◆ Request:
Identify every line in the records below that contains the word "Conc", and reproduce each one.

[Entries with figure data]
#####

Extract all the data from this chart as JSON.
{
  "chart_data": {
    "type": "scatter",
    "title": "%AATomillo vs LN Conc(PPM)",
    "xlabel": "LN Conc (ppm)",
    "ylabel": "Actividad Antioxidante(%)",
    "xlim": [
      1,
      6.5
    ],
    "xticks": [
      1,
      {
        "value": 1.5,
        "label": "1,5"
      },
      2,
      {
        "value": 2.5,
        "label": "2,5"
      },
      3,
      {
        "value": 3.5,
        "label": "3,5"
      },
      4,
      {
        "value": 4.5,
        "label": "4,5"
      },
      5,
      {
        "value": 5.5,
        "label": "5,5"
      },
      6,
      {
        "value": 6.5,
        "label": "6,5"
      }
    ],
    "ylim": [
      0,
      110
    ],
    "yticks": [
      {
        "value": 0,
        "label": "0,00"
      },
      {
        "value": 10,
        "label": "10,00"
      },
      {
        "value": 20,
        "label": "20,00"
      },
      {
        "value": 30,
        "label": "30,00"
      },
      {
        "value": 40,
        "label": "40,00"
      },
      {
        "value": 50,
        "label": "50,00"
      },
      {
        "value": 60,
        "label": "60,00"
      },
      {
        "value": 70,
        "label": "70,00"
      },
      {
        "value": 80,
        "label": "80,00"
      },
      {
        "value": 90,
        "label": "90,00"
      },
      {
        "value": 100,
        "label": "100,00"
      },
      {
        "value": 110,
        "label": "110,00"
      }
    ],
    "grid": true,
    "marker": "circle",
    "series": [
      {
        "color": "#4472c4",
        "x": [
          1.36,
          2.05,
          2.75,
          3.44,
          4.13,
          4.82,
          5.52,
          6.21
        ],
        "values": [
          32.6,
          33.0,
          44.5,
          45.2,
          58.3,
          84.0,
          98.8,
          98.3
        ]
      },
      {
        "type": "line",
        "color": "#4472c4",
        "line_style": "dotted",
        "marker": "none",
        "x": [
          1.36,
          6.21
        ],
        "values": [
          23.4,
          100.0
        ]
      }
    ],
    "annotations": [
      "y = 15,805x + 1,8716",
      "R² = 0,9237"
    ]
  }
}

#####

◆ Task output:
    "title": "%AATomillo vs LN Conc(PPM)",
    "xlabel": "LN Conc (ppm)",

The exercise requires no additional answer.